To do:
Reproduce each of the lines word for word.

Record list:
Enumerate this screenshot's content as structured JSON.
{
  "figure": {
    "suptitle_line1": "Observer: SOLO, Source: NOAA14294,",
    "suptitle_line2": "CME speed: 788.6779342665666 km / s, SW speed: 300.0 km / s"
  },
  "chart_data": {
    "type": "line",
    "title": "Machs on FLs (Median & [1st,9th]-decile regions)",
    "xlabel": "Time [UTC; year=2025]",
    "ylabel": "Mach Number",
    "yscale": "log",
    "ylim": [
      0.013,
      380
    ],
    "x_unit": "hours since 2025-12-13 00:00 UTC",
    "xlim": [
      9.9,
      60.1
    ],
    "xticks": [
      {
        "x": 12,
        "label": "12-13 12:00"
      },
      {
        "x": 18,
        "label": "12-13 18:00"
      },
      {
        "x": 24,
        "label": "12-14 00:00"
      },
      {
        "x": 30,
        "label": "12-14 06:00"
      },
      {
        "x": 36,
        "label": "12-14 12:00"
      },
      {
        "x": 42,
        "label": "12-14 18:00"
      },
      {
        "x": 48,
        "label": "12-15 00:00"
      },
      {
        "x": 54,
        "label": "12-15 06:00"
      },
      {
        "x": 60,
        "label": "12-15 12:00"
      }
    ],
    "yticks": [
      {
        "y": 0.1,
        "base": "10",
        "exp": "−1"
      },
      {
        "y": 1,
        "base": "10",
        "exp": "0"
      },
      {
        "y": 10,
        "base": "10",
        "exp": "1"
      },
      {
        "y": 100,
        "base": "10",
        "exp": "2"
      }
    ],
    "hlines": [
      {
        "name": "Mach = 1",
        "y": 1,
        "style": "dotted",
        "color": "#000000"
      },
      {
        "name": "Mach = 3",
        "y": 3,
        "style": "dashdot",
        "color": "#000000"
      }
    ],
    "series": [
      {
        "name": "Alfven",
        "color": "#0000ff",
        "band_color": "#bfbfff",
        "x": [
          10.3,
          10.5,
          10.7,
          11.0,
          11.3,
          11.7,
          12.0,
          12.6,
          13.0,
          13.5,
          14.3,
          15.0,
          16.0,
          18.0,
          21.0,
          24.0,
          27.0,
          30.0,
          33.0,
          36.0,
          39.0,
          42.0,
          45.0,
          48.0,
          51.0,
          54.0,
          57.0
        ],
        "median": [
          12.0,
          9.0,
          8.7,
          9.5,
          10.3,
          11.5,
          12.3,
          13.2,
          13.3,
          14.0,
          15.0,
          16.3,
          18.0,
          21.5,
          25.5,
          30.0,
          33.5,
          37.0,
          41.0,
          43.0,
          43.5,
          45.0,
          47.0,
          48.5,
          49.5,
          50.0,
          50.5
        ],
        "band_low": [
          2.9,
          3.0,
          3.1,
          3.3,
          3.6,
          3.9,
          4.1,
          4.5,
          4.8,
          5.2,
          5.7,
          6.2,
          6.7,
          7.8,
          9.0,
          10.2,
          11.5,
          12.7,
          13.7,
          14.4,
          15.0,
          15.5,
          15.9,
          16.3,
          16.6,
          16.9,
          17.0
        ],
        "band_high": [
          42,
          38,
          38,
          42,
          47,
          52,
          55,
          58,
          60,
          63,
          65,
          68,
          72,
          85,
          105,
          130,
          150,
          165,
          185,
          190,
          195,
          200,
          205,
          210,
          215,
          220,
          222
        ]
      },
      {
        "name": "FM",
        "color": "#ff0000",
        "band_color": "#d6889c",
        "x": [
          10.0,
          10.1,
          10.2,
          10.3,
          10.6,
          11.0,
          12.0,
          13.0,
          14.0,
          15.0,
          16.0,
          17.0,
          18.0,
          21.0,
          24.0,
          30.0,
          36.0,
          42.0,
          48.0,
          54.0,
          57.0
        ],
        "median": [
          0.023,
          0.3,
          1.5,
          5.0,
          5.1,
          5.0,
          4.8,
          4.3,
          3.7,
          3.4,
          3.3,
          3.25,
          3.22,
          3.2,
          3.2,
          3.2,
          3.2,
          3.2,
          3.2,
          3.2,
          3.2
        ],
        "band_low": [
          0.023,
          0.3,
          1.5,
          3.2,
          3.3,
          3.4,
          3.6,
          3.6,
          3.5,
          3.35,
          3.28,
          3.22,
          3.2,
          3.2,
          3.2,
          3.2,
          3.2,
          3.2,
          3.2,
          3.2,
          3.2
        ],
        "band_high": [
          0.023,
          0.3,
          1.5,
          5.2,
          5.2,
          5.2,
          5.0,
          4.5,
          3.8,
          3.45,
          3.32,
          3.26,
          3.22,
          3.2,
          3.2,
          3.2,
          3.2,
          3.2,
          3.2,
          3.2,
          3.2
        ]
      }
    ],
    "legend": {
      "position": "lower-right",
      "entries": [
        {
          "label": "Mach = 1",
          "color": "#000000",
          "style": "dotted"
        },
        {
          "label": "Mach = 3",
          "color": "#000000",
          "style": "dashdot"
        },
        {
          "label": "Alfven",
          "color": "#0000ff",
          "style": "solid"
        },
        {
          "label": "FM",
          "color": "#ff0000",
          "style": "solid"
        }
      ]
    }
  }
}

Result:
Enumerate this screenshot's content as structured JSON.
{
  "figure": {
    "suptitle_line1": "Observer: SOLO, Source: NOAA14294,",
    "suptitle_line2": "CME speed: 788.6779342665666 km / s, SW speed: 300.0 km / s"
  },
  "chart_data": {
    "type": "line",
    "title": "Machs on FLs (Median & [1st,9th]-decile regions)",
    "xlabel": "Time [UTC; year=2025]",
    "ylabel": "Mach Number",
    "yscale": "log",
    "ylim": [
      0.013,
      380
    ],
    "x_unit": "hours since 2025-12-13 00:00 UTC",
    "xlim": [
      9.9,
      60.1
    ],
    "xticks": [
      {
        "x": 12,
        "label": "12-13 12:00"
      },
      {
        "x": 18,
        "label": "12-13 18:00"
      },
      {
        "x": 24,
        "label": "12-14 00:00"
      },
      {
        "x": 30,
        "label": "12-14 06:00"
      },
      {
        "x": 36,
        "label": "12-14 12:00"
      },
      {
        "x": 42,
        "label": "12-14 18:00"
      },
      {
        "x": 48,
        "label": "12-15 00:00"
      },
      {
        "x": 54,
        "label": "12-15 06:00"
      },
      {
        "x": 60,
        "label": "12-15 12:00"
      }
    ],
    "yticks": [
      {
        "y": 0.1,
        "base": "10",
        "exp": "−1"
      },
      {
        "y": 1,
        "base": "10",
        "exp": "0"
      },
      {
        "y": 10,
        "base": "10",
        "exp": "1"
      },
      {
        "y": 100,
        "base": "10",
        "exp": "2"
      }
    ],
    "hlines": [
      {
        "name": "Mach = 1",
        "y": 1,
        "style": "dotted",
        "color": "#000000"
      },
      {
        "name": "Mach = 3",
        "y": 3,
        "style": "dashdot",
        "color": "#000000"
      }
    ],
    "series": [
      {
        "name": "Alfven",
        "color": "#0000ff",
        "band_color": "#bfbfff",
        "x": [
          10.3,
          10.5,
          10.7,
          11.0,
          11.3,
          11.7,
          12.0,
          12.6,
          13.0,
          13.5,
          14.3,
          15.0,
          16.0,
          18.0,
          21.0,
          24.0,
          27.0,
          30.0,
          33.0,
          36.0,
          39.0,
          42.0,
          45.0,
          48.0,
          51.0,
          54.0,
          57.0
        ],
        "median": [
          12.0,
          9.0,
          8.7,
          9.5,
          10.3,
          11.5,
          12.3,
          13.2,
          13.3,
          14.0,
          15.0,
          16.3,
          18.0,
          21.5,
          25.5,
          30.0,
          33.5,
          37.0,
          41.0,
          43.0,
          43.5,
          45.0,
          47.0,
          48.5,
          49.5,
          50.0,
          50.5
        ],
        "band_low": [
          2.9,
          3.0,
          3.1,
          3.3,
          3.6,
          3.9,
          4.1,
          4.5,
          4.8,
          5.2,
          5.7,
          6.2,
          6.7,
          7.8,
          9.0,
          10.2,
          11.5,
          12.7,
          13.7,
          14.4,
          15.0,
          15.5,
          15.9,
          16.3,
          16.6,
          16.9,
          17.0
        ],
        "band_high": [
          42,
          38,
          38,
          42,
          47,
          52,
          55,
          58,
          60,
          63,
          65,
          68,
          72,
          85,
          105,
          130,
          150,
          165,
          185,
          190,
          195,
          200,
          205,
          210,
          215,
          220,
          222
        ]
      },
      {
        "name": "FM",
        "color": "#ff0000",
        "band_color": "#d6889c",
        "x": [
          10.0,
          10.1,
          10.2,
          10.3,
          10.6,
          11.0,
          12.0,
          13.0,
          14.0,
          15.0,
          16.0,
          17.0,
          18.0,
          21.0,
          24.0,
          30.0,
          36.0,
          42.0,
          48.0,
          54.0,
          57.0
        ],
        "median": [
          0.023,
          0.3,
          1.5,
          5.0,
          5.1,
          5.0,
          4.8,
          4.3,
          3.7,
          3.4,
          3.3,
          3.25,
          3.22,
          3.2,
          3.2,
          3.2,
          3.2,
          3.2,
          3.2,
          3.2,
          3.2
        ],
        "band_low": [
          0.023,
          0.3,
          1.5,
          3.2,
          3.3,
          3.4,
          3.6,
          3.6,
          3.5,
          3.35,
          3.28,
          3.22,
          3.2,
          3.2,
          3.2,
          3.2,
          3.2,
          3.2,
          3.2,
          3.2,
          3.2
        ],
        "band_high": [
          0.023,
          0.3,
          1.5,
          5.2,
          5.2,
          5.2,
          5.0,
          4.5,
          3.8,
          3.45,
          3.32,
          3.26,
          3.22,
          3.2,
          3.2,
          3.2,
          3.2,
          3.2,
          3.2,
          3.2,
          3.2
        ]
      }
    ],
    "legend": {
      "position": "lower-right",
      "entries": [
        {
          "label": "Mach = 1",
          "color": "#000000",
          "style": "dotted"
        },
        {
          "label": "Mach = 3",
          "color": "#000000",
          "style": "dashdot"
        },
        {
          "label": "Alfven",
          "color": "#0000ff",
          "style": "solid"
        },
        {
          "label": "FM",
          "color": "#ff0000",
          "style": "solid"
        }
      ]
    }
  }
}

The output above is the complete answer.